Work instructions: Every line that holds "根据材料" should be shown.

— Start —

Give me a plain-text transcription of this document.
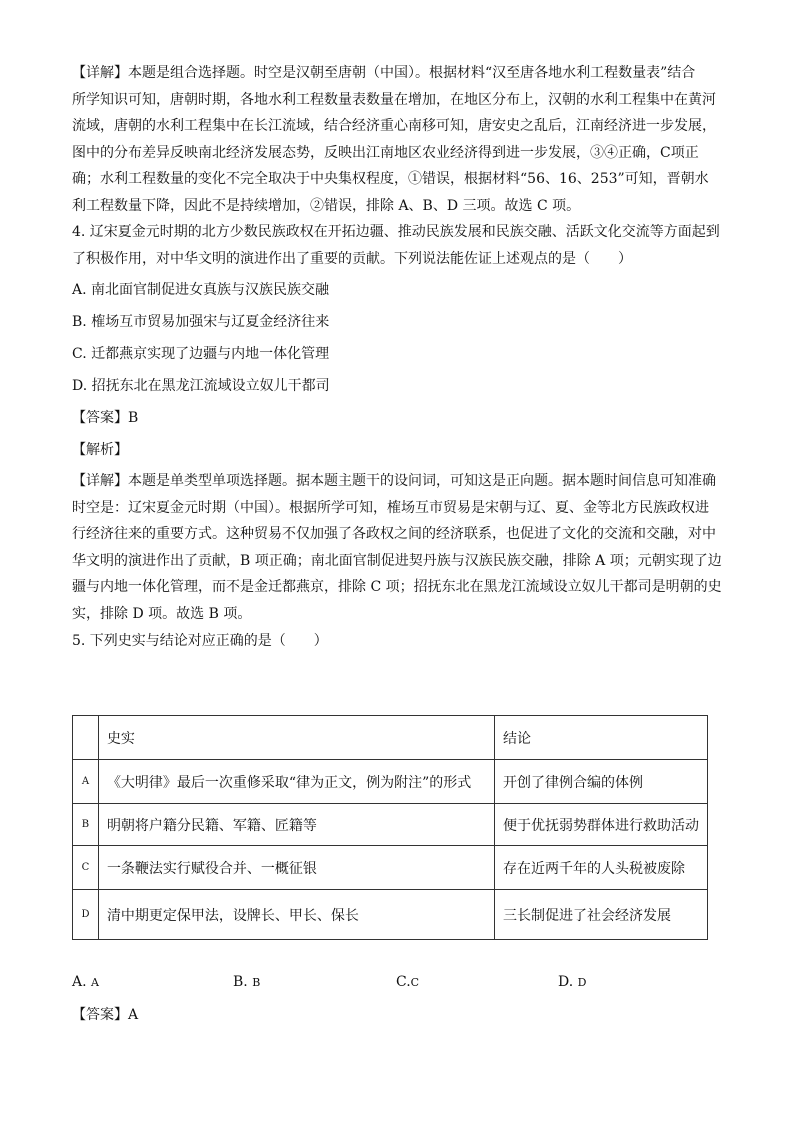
【详解】本题是组合选择题。时空是汉朝至唐朝（中国）。根据材料“汉至唐各地水利工程数量表”结合
所学知识可知，唐朝时期，各地水利工程数量表数量在增加，在地区分布上，汉朝的水利工程集中在黄河
流域，唐朝的水利工程集中在长江流域，结合经济重心南移可知，唐安史之乱后，江南经济进一步发展，
图中的分布差异反映南北经济发展态势，反映出江南地区农业经济得到进一步发展，③④正确，C项正
确；水利工程数量的变化不完全取决于中央集权程度，①错误，根据材料“56、16、253”可知，晋朝水
利工程数量下降，因此不是持续增加，②错误，排除 A、B、D 三项。故选 C 项。
4. 辽宋夏金元时期的北方少数民族政权在开拓边疆、推动民族发展和民族交融、活跃文化交流等方面起到
了积极作用，对中华文明的演进作出了重要的贡献。下列说法能佐证上述观点的是（　　）

A. 南北面官制促进女真族与汉族民族交融

B. 榷场互市贸易加强宋与辽夏金经济往来

C. 迁都燕京实现了边疆与内地一体化管理

D. 招抚东北在黑龙江流域设立奴儿干都司

【答案】B

【解析】

【详解】本题是单类型单项选择题。据本题主题干的设问词，可知这是正向题。据本题时间信息可知准确
时空是：辽宋夏金元时期（中国）。根据所学可知，榷场互市贸易是宋朝与辽、夏、金等北方民族政权进
行经济往来的重要方式。这种贸易不仅加强了各政权之间的经济联系，也促进了文化的交流和交融，对中
华文明的演进作出了贡献，B 项正确；南北面官制促进契丹族与汉族民族交融，排除 A 项；元朝实现了边
疆与内地一体化管理，而不是金迁都燕京，排除 C 项；招抚东北在黑龙江流域设立奴儿干都司是明朝的史
实，排除 D 项。故选 B 项。

5. 下列史实与结论对应正确的是（　　）

	史实	结论
A	《大明律》最后一次重修采取“律为正文，例为附注”的形式	开创了律例合编的体例
B	明朝将户籍分民籍、军籍、匠籍等	便于优抚弱势群体进行救助活动
C	一条鞭法实行赋役合并、一概征银	存在近两千年的人头税被废除
D	清中期更定保甲法，设牌长、甲长、保长	三长制促进了社会经济发展
A. A	B. B	C.C	D. D
【答案】A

— End —

Expected answer:
【详解】本题是组合选择题。时空是汉朝至唐朝（中国）。根据材料“汉至唐各地水利工程数量表”结合
确；水利工程数量的变化不完全取决于中央集权程度，①错误，根据材料“56、16、253”可知，晋朝水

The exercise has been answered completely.